**What you should do**
In the copy, include every entry exactly but none of the images.

**Task inputs**

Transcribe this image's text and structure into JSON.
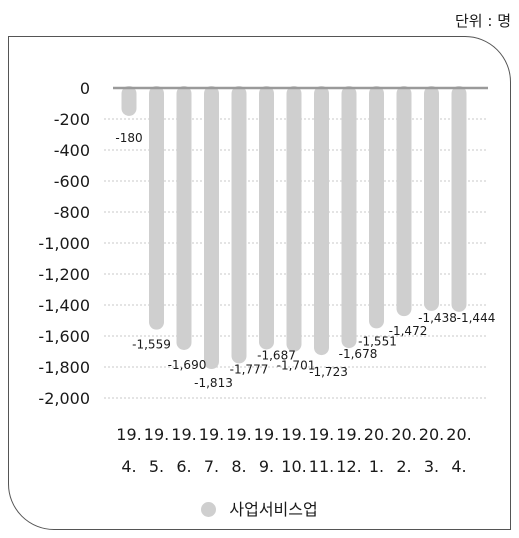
{
  "unit_label": "단위 : 명",
  "chart_data": {
    "type": "bar",
    "categories": [
      [
        "19.",
        "4."
      ],
      [
        "19.",
        "5."
      ],
      [
        "19.",
        "6."
      ],
      [
        "19.",
        "7."
      ],
      [
        "19.",
        "8."
      ],
      [
        "19.",
        "9."
      ],
      [
        "19.",
        "10."
      ],
      [
        "19.",
        "11."
      ],
      [
        "19.",
        "12."
      ],
      [
        "20.",
        "1."
      ],
      [
        "20.",
        "2."
      ],
      [
        "20.",
        "3."
      ],
      [
        "20.",
        "4."
      ]
    ],
    "series": [
      {
        "name": "사업서비스업",
        "values": [
          -180,
          -1559,
          -1690,
          -1813,
          -1777,
          -1687,
          -1701,
          -1723,
          -1678,
          -1551,
          -1472,
          -1438,
          -1444
        ],
        "labels": [
          "-180",
          "-1,559",
          "-1,690",
          "-1,813",
          "-1,777",
          "-1,687",
          "-1,701",
          "-1,723",
          "-1,678",
          "-1,551",
          "-1,472",
          "-1,438",
          "-1,444"
        ]
      }
    ],
    "yticks": [
      "0",
      "-200",
      "-400",
      "-600",
      "-800",
      "-1,000",
      "-1,200",
      "-1,400",
      "-1,600",
      "-1,800",
      "-2,000"
    ],
    "ylim": [
      -2000,
      0
    ],
    "grid": true,
    "legend_position": "bottom",
    "colors": {
      "bar": "#cfcfcf",
      "zero_line": "#9a9a9a",
      "grid": "#c8c8c8"
    }
  }
}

**Result**
Transcribe this image's text and structure into JSON.
{
  "unit_label": "단위 : 명",
  "chart_data": {
    "type": "bar",
    "categories": [
      [
        "19.",
        "4."
      ],
      [
        "19.",
        "5."
      ],
      [
        "19.",
        "6."
      ],
      [
        "19.",
        "7."
      ],
      [
        "19.",
        "8."
      ],
      [
        "19.",
        "9."
      ],
      [
        "19.",
        "10."
      ],
      [
        "19.",
        "11."
      ],
      [
        "19.",
        "12."
      ],
      [
        "20.",
        "1."
      ],
      [
        "20.",
        "2."
      ],
      [
        "20.",
        "3."
      ],
      [
        "20.",
        "4."
      ]
    ],
    "series": [
      {
        "name": "사업서비스업",
        "values": [
          -180,
          -1559,
          -1690,
          -1813,
          -1777,
          -1687,
          -1701,
          -1723,
          -1678,
          -1551,
          -1472,
          -1438,
          -1444
        ],
        "labels": [
          "-180",
          "-1,559",
          "-1,690",
          "-1,813",
          "-1,777",
          "-1,687",
          "-1,701",
          "-1,723",
          "-1,678",
          "-1,551",
          "-1,472",
          "-1,438",
          "-1,444"
        ]
      }
    ],
    "yticks": [
      "0",
      "-200",
      "-400",
      "-600",
      "-800",
      "-1,000",
      "-1,200",
      "-1,400",
      "-1,600",
      "-1,800",
      "-2,000"
    ],
    "ylim": [
      -2000,
      0
    ],
    "grid": true,
    "legend_position": "bottom",
    "colors": {
      "bar": "#cfcfcf",
      "zero_line": "#9a9a9a",
      "grid": "#c8c8c8"
    }
  }
}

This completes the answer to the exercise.